WHAT NEEDS TO BE DONE:
Filter the records below and copy every line containing the word "坚守理想".

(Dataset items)
━━━━━━━━━━
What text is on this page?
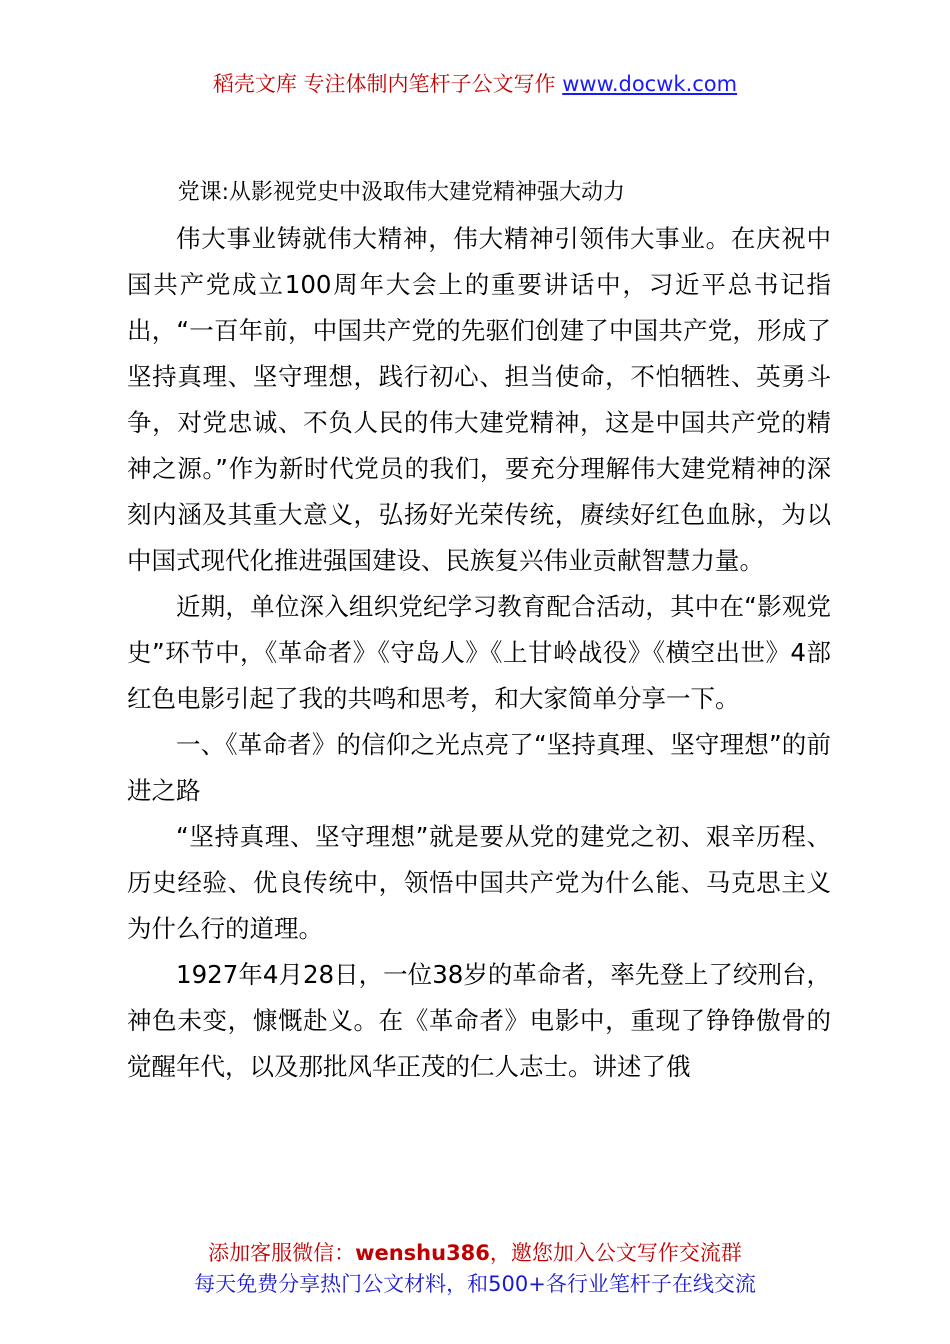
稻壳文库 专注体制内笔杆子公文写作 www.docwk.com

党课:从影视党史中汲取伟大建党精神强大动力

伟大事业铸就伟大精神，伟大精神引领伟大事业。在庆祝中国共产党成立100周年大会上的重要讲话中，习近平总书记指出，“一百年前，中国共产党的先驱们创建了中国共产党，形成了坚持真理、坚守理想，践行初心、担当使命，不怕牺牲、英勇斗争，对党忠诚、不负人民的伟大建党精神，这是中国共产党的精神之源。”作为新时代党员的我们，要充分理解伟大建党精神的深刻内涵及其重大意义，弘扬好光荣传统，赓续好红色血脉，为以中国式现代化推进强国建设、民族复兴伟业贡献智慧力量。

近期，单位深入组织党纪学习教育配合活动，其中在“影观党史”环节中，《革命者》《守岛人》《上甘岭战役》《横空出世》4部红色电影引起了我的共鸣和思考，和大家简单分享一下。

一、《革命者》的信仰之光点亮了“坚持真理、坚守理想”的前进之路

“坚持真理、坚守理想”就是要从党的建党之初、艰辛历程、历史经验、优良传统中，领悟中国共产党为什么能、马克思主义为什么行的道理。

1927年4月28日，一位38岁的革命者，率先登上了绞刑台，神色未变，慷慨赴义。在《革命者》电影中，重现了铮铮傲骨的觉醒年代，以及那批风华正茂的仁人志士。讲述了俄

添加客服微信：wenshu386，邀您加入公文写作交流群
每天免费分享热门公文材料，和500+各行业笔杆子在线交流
━━━━━━━━━━
RESPONSE TO THE TASK:
伟大事业铸就伟大精神，伟大精神引领伟大事业。在庆祝中国共产党成立100周年大会上的重要讲话中，习近平总书记指出，“一百年前，中国共产党的先驱们创建了中国共产党，形成了坚持真理、坚守理想，践行初心、担当使命，不怕牺牲、英勇斗争，对党忠诚、不负人民的伟大建党精神，这是中国共产党的精神之源。”作为新时代党员的我们，要充分理解伟大建党精神的深刻内涵及其重大意义，弘扬好光荣传统，赓续好红色血脉，为以中国式现代化推进强国建设、民族复兴伟业贡献智慧力量。
一、《革命者》的信仰之光点亮了“坚持真理、坚守理想”的前进之路
“坚持真理、坚守理想”就是要从党的建党之初、艰辛历程、历史经验、优良传统中，领悟中国共产党为什么能、马克思主义为什么行的道理。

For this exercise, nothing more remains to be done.